[DATASET CONTENT]
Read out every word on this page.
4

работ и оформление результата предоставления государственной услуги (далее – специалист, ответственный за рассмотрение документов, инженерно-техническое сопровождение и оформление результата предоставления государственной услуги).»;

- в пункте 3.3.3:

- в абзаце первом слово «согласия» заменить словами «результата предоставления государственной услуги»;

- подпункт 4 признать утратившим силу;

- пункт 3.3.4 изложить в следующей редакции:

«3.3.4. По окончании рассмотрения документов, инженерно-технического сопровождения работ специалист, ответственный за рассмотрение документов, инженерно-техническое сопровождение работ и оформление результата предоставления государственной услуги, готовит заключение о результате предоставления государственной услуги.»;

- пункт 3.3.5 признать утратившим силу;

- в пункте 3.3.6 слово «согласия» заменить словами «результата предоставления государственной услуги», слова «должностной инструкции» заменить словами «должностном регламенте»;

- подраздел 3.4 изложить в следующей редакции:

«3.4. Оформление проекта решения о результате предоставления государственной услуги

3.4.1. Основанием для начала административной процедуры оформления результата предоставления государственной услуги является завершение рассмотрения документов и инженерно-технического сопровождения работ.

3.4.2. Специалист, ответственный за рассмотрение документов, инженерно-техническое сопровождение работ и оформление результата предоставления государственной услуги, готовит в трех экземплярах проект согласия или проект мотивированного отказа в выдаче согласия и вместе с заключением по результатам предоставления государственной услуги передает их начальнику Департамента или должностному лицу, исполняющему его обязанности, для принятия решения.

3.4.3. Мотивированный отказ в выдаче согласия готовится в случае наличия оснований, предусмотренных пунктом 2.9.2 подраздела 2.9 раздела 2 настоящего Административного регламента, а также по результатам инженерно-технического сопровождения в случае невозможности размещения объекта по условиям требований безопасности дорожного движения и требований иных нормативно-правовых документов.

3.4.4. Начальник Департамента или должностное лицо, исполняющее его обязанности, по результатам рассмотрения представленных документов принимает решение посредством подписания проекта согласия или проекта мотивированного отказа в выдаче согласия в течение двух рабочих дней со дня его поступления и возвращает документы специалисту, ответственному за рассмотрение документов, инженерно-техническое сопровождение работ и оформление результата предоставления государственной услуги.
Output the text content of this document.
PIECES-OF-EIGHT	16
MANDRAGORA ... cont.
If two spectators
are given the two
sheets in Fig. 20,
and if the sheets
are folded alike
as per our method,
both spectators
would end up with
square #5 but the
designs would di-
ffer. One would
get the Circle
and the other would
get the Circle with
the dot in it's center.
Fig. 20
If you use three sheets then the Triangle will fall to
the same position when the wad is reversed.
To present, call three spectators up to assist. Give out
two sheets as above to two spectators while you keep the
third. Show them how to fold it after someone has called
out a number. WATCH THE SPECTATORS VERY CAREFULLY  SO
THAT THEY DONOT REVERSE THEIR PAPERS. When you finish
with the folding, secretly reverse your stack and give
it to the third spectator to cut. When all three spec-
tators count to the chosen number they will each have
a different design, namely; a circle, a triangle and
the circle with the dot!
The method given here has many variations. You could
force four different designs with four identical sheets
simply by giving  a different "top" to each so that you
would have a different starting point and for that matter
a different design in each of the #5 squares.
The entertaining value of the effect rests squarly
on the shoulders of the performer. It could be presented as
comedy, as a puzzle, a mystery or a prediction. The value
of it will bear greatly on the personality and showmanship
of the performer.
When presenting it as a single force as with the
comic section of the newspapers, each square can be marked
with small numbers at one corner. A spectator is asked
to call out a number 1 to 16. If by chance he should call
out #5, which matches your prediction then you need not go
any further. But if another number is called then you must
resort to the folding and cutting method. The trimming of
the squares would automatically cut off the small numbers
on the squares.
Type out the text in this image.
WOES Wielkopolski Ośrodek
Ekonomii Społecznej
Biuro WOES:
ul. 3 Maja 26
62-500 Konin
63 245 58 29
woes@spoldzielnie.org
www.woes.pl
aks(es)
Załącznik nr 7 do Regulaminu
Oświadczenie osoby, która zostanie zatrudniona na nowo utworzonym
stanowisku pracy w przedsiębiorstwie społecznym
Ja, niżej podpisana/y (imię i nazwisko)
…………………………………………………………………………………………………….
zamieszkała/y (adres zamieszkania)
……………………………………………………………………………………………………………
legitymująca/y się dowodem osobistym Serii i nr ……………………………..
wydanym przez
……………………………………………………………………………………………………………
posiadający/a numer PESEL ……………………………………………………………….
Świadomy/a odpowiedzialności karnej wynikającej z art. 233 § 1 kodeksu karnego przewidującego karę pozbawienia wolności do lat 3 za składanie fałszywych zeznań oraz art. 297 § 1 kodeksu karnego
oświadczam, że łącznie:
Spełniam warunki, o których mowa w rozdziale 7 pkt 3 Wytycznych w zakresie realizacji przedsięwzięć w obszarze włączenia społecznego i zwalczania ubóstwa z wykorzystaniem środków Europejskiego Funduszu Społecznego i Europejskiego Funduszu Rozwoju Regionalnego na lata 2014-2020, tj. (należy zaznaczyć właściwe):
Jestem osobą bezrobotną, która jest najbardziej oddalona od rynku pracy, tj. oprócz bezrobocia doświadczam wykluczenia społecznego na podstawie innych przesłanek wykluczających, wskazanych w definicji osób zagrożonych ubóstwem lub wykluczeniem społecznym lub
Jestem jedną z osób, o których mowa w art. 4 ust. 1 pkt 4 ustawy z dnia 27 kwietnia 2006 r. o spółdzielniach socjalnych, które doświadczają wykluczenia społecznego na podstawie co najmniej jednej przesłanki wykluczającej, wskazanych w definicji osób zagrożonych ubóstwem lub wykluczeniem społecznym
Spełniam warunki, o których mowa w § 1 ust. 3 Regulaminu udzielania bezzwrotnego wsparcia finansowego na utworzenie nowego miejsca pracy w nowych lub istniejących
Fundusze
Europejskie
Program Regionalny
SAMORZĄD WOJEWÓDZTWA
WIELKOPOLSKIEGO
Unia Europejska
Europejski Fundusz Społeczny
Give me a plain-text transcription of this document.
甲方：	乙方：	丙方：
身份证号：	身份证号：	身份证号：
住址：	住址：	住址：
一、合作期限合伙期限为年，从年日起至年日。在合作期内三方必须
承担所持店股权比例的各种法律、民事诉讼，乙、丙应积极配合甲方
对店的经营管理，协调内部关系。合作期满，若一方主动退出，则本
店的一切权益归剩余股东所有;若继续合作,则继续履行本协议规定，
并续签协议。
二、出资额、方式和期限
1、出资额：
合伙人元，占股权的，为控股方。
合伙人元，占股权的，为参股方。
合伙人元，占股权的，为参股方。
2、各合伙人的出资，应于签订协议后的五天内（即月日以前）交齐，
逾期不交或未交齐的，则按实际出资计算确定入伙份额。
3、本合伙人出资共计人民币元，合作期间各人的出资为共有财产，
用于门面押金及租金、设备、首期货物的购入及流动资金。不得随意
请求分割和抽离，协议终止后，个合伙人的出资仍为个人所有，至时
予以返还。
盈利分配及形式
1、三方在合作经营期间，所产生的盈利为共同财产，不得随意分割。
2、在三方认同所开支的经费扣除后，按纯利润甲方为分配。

[PROBLEM STATEMENT] Word for word, write out the data.

[TASK RESULT]
Read out every word on this page.
4

работ и оформление результата предоставления государственной услуги (далее – специалист, ответственный за рассмотрение документов, инженерно-техническое сопровождение и оформление результата предоставления государственной услуги).»;

- в пункте 3.3.3:

- в абзаце первом слово «согласия» заменить словами «результата предоставления государственной услуги»;

- подпункт 4 признать утратившим силу;

- пункт 3.3.4 изложить в следующей редакции:

«3.3.4. По окончании рассмотрения документов, инженерно-технического сопровождения работ специалист, ответственный за рассмотрение документов, инженерно-техническое сопровождение работ и оформление результата предоставления государственной услуги, готовит заключение о результате предоставления государственной услуги.»;

- пункт 3.3.5 признать утратившим силу;

- в пункте 3.3.6 слово «согласия» заменить словами «результата предоставления государственной услуги», слова «должностной инструкции» заменить словами «должностном регламенте»;

- подраздел 3.4 изложить в следующей редакции:

«3.4. Оформление проекта решения о результате предоставления государственной услуги

3.4.1. Основанием для начала административной процедуры оформления результата предоставления государственной услуги является завершение рассмотрения документов и инженерно-технического сопровождения работ.

3.4.2. Специалист, ответственный за рассмотрение документов, инженерно-техническое сопровождение работ и оформление результата предоставления государственной услуги, готовит в трех экземплярах проект согласия или проект мотивированного отказа в выдаче согласия и вместе с заключением по результатам предоставления государственной услуги передает их начальнику Департамента или должностному лицу, исполняющему его обязанности, для принятия решения.

3.4.3. Мотивированный отказ в выдаче согласия готовится в случае наличия оснований, предусмотренных пунктом 2.9.2 подраздела 2.9 раздела 2 настоящего Административного регламента, а также по результатам инженерно-технического сопровождения в случае невозможности размещения объекта по условиям требований безопасности дорожного движения и требований иных нормативно-правовых документов.

3.4.4. Начальник Департамента или должностное лицо, исполняющее его обязанности, по результатам рассмотрения представленных документов принимает решение посредством подписания проекта согласия или проекта мотивированного отказа в выдаче согласия в течение двух рабочих дней со дня его поступления и возвращает документы специалисту, ответственному за рассмотрение документов, инженерно-техническое сопровождение работ и оформление результата предоставления государственной услуги.
Output the text content of this document.
PIECES-OF-EIGHT	16
MANDRAGORA ... cont.
If two spectators
are given the two
sheets in Fig. 20,
and if the sheets
are folded alike
as per our method,
both spectators
would end up with
square #5 but the
designs would di-
ffer. One would
get the Circle
and the other would
get the Circle with
the dot in it's center.
Fig. 20
If you use three sheets then the Triangle will fall to
the same position when the wad is reversed.
To present, call three spectators up to assist. Give out
two sheets as above to two spectators while you keep the
third. Show them how to fold it after someone has called
out a number. WATCH THE SPECTATORS VERY CAREFULLY  SO
THAT THEY DONOT REVERSE THEIR PAPERS. When you finish
with the folding, secretly reverse your stack and give
it to the third spectator to cut. When all three spec-
tators count to the chosen number they will each have
a different design, namely; a circle, a triangle and
the circle with the dot!
The method given here has many variations. You could
force four different designs with four identical sheets
simply by giving  a different "top" to each so that you
would have a different starting point and for that matter
a different design in each of the #5 squares.
The entertaining value of the effect rests squarly
on the shoulders of the performer. It could be presented as
comedy, as a puzzle, a mystery or a prediction. The value
of it will bear greatly on the personality and showmanship
of the performer.
When presenting it as a single force as with the
comic section of the newspapers, each square can be marked
with small numbers at one corner. A spectator is asked
to call out a number 1 to 16. If by chance he should call
out #5, which matches your prediction then you need not go
any further. But if another number is called then you must
resort to the folding and cutting method. The trimming of
the squares would automatically cut off the small numbers
on the squares.
Type out the text in this image.
WOES Wielkopolski Ośrodek
Ekonomii Społecznej
Biuro WOES:
ul. 3 Maja 26
62-500 Konin
63 245 58 29
woes@spoldzielnie.org
www.woes.pl
aks(es)
Załącznik nr 7 do Regulaminu
Oświadczenie osoby, która zostanie zatrudniona na nowo utworzonym
stanowisku pracy w przedsiębiorstwie społecznym
Ja, niżej podpisana/y (imię i nazwisko)
…………………………………………………………………………………………………….
zamieszkała/y (adres zamieszkania)
……………………………………………………………………………………………………………
legitymująca/y się dowodem osobistym Serii i nr ……………………………..
wydanym przez
……………………………………………………………………………………………………………
posiadający/a numer PESEL ……………………………………………………………….
Świadomy/a odpowiedzialności karnej wynikającej z art. 233 § 1 kodeksu karnego przewidującego karę pozbawienia wolności do lat 3 za składanie fałszywych zeznań oraz art. 297 § 1 kodeksu karnego
oświadczam, że łącznie:
Spełniam warunki, o których mowa w rozdziale 7 pkt 3 Wytycznych w zakresie realizacji przedsięwzięć w obszarze włączenia społecznego i zwalczania ubóstwa z wykorzystaniem środków Europejskiego Funduszu Społecznego i Europejskiego Funduszu Rozwoju Regionalnego na lata 2014-2020, tj. (należy zaznaczyć właściwe):
Jestem osobą bezrobotną, która jest najbardziej oddalona od rynku pracy, tj. oprócz bezrobocia doświadczam wykluczenia społecznego na podstawie innych przesłanek wykluczających, wskazanych w definicji osób zagrożonych ubóstwem lub wykluczeniem społecznym lub
Jestem jedną z osób, o których mowa w art. 4 ust. 1 pkt 4 ustawy z dnia 27 kwietnia 2006 r. o spółdzielniach socjalnych, które doświadczają wykluczenia społecznego na podstawie co najmniej jednej przesłanki wykluczającej, wskazanych w definicji osób zagrożonych ubóstwem lub wykluczeniem społecznym
Spełniam warunki, o których mowa w § 1 ust. 3 Regulaminu udzielania bezzwrotnego wsparcia finansowego na utworzenie nowego miejsca pracy w nowych lub istniejących
Fundusze
Europejskie
Program Regionalny
SAMORZĄD WOJEWÓDZTWA
WIELKOPOLSKIEGO
Unia Europejska
Europejski Fundusz Społeczny
Give me a plain-text transcription of this document.
甲方：	乙方：	丙方：
身份证号：	身份证号：	身份证号：
住址：	住址：	住址：
一、合作期限合伙期限为年，从年日起至年日。在合作期内三方必须
承担所持店股权比例的各种法律、民事诉讼，乙、丙应积极配合甲方
对店的经营管理，协调内部关系。合作期满，若一方主动退出，则本
店的一切权益归剩余股东所有;若继续合作,则继续履行本协议规定，
并续签协议。
二、出资额、方式和期限
1、出资额：
合伙人元，占股权的，为控股方。
合伙人元，占股权的，为参股方。
合伙人元，占股权的，为参股方。
2、各合伙人的出资，应于签订协议后的五天内（即月日以前）交齐，
逾期不交或未交齐的，则按实际出资计算确定入伙份额。
3、本合伙人出资共计人民币元，合作期间各人的出资为共有财产，
用于门面押金及租金、设备、首期货物的购入及流动资金。不得随意
请求分割和抽离，协议终止后，个合伙人的出资仍为个人所有，至时
予以返还。
盈利分配及形式
1、三方在合作经营期间，所产生的盈利为共同财产，不得随意分割。
2、在三方认同所开支的经费扣除后，按纯利润甲方为分配。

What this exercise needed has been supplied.